Dataset items
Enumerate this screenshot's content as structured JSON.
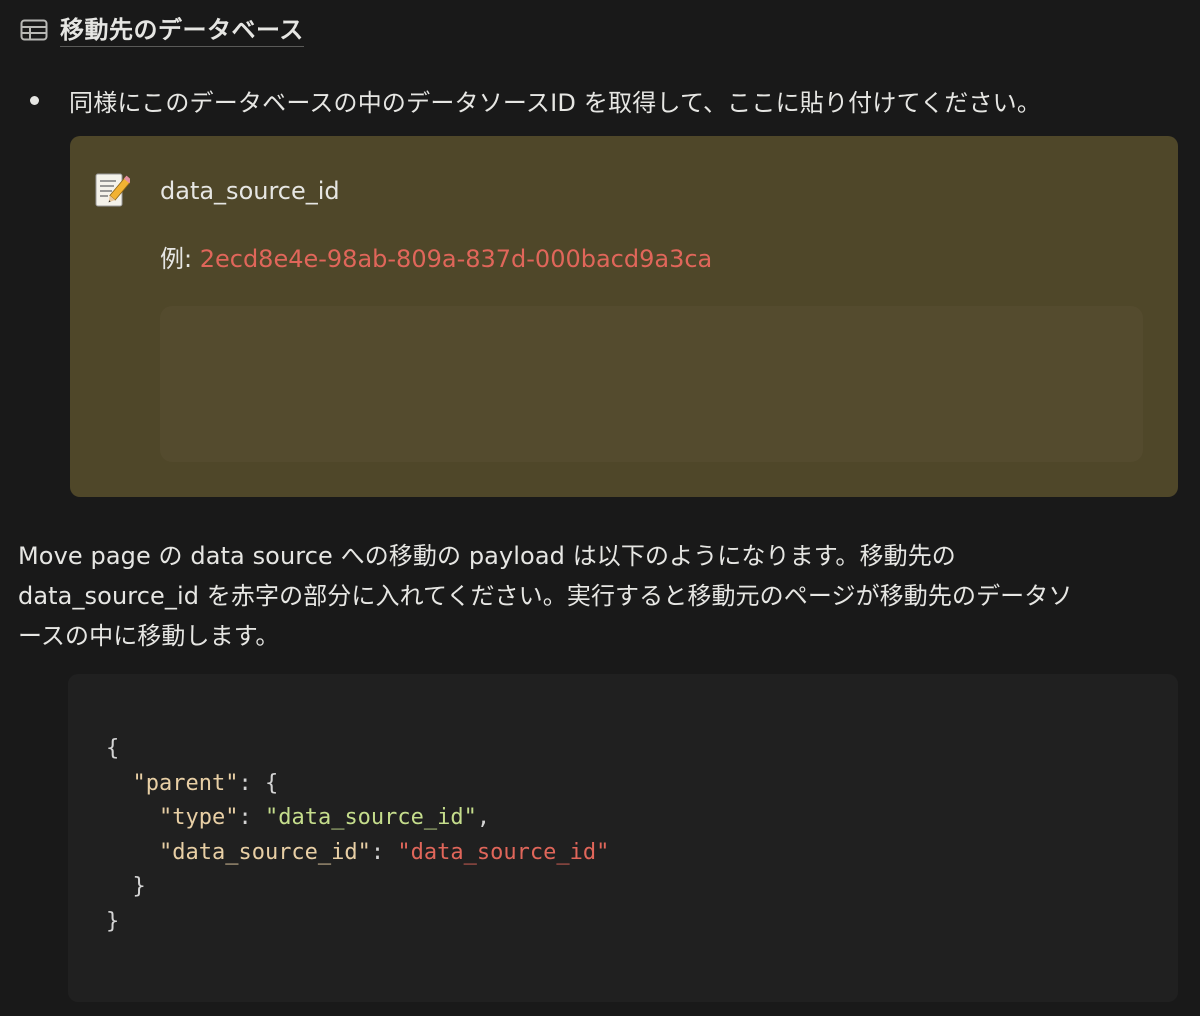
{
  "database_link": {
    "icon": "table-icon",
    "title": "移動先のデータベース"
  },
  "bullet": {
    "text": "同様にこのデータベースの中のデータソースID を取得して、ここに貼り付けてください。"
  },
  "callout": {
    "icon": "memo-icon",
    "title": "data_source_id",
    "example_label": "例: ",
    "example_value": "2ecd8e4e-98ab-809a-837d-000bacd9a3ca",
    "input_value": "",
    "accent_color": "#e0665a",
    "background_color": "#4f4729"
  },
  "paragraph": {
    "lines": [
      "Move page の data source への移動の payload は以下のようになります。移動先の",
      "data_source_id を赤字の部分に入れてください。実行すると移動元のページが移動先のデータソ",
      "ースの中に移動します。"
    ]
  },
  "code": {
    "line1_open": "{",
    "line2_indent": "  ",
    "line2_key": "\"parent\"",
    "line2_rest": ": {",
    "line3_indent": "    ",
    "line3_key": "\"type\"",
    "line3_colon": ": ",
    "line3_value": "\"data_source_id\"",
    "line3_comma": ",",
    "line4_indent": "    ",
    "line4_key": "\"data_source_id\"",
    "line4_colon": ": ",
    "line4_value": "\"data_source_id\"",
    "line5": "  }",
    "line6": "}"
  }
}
---
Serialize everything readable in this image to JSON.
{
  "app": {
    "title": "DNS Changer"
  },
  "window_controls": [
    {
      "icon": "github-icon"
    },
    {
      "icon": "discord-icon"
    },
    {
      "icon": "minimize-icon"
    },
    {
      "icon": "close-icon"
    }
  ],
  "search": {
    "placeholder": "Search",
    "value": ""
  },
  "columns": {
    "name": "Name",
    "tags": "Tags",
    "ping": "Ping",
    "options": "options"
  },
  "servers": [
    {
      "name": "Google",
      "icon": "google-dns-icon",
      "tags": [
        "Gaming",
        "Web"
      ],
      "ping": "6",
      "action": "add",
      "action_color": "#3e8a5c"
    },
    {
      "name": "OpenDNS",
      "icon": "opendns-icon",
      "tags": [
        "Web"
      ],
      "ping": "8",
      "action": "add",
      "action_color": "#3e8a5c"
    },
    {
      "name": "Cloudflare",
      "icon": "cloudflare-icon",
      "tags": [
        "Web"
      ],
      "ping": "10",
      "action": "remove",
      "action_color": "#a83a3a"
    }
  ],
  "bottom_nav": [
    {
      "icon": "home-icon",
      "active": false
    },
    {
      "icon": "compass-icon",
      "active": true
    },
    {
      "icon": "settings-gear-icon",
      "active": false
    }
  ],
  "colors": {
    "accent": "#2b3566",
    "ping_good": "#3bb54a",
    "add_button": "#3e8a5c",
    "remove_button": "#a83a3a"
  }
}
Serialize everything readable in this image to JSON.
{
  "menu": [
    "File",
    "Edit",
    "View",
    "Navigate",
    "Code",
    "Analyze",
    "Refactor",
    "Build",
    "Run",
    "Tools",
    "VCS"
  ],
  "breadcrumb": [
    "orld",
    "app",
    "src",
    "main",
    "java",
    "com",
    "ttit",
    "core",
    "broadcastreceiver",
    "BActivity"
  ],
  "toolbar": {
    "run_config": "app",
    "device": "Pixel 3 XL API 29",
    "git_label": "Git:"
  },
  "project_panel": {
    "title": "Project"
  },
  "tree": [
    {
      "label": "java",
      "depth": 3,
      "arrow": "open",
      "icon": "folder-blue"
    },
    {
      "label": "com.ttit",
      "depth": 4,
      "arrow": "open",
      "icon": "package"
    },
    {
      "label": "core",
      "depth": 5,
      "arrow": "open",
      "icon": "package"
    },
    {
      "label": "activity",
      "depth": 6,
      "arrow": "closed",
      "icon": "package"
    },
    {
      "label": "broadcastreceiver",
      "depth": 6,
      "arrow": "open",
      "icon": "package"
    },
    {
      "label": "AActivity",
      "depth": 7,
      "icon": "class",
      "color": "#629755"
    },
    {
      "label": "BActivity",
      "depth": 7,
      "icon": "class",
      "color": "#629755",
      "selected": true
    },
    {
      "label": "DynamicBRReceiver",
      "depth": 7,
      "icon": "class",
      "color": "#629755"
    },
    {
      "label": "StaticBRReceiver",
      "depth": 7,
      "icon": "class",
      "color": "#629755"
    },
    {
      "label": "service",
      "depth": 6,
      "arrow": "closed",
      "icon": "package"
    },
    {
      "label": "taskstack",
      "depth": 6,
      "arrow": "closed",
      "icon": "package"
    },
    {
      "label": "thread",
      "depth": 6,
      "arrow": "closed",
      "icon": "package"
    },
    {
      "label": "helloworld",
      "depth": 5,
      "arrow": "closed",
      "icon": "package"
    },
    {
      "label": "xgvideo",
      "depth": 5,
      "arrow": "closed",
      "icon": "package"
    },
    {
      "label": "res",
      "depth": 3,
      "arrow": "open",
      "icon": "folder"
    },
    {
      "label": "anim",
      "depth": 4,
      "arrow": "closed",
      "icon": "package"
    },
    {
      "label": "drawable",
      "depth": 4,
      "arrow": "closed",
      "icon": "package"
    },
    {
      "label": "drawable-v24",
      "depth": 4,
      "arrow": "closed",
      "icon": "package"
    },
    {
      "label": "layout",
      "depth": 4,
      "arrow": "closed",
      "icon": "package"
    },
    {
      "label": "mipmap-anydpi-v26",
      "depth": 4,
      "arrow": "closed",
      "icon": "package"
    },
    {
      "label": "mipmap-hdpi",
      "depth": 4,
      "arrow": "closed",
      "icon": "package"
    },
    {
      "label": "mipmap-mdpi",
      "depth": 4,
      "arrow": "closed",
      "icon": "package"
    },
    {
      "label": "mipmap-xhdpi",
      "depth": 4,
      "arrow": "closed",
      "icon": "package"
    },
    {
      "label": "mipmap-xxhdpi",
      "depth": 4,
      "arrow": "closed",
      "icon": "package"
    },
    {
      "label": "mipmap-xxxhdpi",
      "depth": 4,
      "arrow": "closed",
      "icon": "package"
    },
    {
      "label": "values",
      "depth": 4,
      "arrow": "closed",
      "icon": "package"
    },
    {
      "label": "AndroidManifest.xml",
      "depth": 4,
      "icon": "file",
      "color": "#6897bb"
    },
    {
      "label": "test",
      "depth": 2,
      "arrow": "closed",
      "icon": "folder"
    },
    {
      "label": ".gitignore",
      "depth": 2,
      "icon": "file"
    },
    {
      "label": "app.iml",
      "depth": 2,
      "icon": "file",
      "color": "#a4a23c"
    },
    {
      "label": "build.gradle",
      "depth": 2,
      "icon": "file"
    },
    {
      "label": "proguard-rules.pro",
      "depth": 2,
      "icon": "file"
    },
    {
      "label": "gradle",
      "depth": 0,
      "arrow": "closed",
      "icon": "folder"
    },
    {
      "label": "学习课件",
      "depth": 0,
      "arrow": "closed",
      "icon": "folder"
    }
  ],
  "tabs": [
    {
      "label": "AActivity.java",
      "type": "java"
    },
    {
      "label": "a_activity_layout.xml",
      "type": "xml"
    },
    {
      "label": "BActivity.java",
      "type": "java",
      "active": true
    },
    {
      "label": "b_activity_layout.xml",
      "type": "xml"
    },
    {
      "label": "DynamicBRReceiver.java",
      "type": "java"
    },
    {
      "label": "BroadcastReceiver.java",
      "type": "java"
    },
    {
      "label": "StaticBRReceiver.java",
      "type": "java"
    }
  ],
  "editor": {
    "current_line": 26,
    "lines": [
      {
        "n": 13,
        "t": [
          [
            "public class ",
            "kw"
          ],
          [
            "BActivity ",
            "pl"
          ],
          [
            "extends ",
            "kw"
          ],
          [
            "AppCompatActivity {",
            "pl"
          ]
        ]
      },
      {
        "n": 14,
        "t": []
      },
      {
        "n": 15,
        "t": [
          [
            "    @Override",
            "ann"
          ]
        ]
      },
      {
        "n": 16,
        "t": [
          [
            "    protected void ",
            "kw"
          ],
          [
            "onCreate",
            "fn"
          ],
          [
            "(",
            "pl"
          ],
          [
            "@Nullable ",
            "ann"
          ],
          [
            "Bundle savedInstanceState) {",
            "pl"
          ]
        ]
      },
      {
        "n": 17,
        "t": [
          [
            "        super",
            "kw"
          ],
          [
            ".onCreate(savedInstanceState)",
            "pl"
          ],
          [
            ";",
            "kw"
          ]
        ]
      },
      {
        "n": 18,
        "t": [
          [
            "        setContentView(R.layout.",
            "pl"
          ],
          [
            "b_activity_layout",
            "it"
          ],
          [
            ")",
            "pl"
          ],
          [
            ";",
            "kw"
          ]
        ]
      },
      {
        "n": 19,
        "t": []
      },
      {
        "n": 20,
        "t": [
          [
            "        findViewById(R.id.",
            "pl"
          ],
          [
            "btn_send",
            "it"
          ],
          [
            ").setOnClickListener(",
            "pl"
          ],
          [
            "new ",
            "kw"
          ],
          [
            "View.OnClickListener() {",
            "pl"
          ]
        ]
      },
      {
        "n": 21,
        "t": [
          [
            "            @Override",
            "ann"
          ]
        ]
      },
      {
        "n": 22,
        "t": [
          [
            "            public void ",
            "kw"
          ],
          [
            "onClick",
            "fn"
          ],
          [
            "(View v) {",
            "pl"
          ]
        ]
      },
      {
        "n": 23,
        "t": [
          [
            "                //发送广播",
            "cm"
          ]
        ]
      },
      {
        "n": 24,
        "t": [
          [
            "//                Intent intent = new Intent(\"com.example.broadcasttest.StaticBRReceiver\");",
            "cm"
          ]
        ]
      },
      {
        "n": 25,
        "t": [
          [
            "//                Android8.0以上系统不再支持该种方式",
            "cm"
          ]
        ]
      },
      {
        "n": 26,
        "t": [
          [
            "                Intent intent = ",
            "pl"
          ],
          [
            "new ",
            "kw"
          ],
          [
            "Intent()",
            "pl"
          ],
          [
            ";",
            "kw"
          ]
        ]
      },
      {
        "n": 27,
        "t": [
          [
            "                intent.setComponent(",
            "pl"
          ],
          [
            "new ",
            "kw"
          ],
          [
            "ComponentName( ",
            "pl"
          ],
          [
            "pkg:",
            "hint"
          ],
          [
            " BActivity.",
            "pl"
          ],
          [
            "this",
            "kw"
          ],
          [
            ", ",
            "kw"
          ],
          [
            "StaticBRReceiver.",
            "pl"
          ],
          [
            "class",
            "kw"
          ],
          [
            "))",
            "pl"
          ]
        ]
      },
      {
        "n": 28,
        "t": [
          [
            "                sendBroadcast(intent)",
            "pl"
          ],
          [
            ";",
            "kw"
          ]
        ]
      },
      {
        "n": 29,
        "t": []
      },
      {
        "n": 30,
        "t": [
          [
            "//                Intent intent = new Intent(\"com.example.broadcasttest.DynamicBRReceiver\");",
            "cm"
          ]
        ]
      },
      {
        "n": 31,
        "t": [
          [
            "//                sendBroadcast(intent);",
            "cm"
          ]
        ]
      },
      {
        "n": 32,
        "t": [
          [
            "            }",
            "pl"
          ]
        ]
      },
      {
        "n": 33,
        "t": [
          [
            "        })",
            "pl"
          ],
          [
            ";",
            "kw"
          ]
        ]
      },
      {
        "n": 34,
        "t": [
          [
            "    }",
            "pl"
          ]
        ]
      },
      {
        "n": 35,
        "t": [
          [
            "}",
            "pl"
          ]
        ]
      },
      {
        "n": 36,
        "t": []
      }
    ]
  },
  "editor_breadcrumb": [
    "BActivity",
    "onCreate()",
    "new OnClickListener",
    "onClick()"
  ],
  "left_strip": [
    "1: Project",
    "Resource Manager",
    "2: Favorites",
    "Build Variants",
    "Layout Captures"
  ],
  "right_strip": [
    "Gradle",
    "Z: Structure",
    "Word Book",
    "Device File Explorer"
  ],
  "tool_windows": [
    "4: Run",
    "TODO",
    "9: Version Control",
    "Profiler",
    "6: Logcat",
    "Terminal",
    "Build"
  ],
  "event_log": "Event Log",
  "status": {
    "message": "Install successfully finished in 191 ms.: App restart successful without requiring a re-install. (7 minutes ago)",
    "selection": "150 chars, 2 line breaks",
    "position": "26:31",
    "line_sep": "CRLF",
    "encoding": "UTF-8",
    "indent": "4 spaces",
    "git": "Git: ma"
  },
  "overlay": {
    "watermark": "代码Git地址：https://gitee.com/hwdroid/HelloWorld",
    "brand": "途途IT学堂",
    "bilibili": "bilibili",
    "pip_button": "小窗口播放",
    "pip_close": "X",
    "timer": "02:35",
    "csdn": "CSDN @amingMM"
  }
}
--
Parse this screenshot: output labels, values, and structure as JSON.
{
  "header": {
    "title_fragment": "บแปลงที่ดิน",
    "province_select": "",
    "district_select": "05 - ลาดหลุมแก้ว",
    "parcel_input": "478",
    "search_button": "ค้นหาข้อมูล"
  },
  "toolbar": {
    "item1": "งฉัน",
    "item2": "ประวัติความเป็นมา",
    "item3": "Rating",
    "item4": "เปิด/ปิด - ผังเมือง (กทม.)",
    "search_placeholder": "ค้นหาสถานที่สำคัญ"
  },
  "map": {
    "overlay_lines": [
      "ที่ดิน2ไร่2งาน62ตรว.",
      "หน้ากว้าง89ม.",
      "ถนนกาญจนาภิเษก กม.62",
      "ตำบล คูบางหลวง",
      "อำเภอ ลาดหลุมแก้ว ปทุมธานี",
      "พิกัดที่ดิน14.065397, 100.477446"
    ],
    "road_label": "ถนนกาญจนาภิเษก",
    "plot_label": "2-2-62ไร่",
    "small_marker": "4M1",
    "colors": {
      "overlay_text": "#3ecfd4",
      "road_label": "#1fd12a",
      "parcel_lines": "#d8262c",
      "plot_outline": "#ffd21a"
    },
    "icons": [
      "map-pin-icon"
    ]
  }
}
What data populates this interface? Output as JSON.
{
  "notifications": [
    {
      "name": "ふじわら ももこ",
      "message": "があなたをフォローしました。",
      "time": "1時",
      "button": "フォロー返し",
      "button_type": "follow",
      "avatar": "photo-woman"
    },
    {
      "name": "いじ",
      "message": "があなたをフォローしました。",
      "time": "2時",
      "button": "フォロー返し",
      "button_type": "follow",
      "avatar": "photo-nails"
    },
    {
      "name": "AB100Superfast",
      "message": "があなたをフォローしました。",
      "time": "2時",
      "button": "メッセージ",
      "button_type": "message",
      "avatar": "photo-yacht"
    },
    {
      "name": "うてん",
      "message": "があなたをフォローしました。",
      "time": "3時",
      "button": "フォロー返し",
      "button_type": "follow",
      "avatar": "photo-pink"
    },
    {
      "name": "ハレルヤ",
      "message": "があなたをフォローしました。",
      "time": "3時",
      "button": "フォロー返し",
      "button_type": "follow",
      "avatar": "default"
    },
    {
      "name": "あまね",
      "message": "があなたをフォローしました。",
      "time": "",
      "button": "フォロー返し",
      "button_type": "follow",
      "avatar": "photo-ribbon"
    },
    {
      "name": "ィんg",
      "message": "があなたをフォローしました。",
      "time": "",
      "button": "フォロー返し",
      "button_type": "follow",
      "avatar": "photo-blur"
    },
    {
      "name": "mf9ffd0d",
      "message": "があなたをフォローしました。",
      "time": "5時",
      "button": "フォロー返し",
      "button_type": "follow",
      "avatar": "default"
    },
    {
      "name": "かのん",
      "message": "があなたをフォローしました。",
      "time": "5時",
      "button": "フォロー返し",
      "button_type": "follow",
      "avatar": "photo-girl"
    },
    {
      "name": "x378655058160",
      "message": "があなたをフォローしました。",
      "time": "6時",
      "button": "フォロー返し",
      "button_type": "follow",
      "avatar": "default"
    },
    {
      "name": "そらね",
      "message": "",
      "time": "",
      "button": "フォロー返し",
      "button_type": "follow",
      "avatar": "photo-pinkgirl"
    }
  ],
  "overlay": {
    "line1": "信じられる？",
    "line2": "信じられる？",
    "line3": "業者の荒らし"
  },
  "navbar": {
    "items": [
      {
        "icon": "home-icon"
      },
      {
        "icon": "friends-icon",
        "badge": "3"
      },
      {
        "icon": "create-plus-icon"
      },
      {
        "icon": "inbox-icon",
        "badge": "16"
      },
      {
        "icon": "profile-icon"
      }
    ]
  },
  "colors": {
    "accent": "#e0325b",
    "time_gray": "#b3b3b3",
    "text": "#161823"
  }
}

* WHAT YOU SHOULD DO
Write down only the number of lines that contain the string "values" in the listing.

* ANSWER FOR THIS EXERCISE
2